----- SOURCE MATERIAL -----

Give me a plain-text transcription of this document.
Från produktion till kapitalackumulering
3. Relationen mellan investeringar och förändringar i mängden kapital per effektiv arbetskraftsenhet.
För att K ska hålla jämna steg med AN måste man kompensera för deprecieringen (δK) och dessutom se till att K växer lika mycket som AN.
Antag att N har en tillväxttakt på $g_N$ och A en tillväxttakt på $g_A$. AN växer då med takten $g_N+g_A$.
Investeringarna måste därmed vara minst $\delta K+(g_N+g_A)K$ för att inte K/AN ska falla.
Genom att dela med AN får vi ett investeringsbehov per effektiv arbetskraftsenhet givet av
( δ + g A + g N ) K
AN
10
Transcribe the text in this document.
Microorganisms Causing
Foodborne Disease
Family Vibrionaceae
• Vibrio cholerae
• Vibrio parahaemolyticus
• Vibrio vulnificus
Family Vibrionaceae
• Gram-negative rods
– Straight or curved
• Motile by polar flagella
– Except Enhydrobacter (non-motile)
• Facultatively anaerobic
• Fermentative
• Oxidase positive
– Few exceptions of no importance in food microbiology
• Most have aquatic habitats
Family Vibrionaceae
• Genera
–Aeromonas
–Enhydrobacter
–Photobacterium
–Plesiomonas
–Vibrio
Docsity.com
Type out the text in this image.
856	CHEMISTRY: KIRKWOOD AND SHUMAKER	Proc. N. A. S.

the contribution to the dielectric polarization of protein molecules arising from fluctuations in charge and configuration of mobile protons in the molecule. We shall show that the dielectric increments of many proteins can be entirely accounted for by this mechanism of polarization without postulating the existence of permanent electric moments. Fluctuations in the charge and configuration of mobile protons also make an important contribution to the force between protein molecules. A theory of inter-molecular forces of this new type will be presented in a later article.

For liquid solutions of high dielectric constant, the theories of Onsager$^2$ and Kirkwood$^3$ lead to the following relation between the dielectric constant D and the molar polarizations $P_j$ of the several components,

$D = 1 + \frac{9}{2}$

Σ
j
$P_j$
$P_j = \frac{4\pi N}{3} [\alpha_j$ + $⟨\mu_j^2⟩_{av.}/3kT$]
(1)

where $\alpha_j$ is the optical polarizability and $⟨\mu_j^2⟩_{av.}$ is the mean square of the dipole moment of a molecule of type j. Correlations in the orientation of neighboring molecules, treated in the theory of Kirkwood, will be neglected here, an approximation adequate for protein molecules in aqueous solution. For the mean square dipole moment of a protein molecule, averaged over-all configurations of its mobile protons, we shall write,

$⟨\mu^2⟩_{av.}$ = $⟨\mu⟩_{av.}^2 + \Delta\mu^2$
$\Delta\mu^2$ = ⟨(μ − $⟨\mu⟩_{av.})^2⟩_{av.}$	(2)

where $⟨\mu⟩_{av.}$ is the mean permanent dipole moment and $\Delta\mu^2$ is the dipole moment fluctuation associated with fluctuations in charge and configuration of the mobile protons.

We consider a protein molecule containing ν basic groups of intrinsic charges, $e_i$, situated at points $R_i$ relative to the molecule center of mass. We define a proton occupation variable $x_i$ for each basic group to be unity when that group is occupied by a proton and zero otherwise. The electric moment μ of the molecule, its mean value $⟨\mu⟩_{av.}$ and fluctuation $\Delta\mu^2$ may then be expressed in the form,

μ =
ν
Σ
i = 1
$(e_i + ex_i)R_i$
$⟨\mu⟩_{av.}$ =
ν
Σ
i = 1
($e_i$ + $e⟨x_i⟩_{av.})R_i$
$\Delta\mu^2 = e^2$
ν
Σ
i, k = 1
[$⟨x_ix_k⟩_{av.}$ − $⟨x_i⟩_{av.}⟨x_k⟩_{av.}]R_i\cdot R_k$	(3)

-----

*ACTIVITY*
Search the entries for the word "text" and report how many lines contain it, as a bare number.

*ANSWER SPACE*
3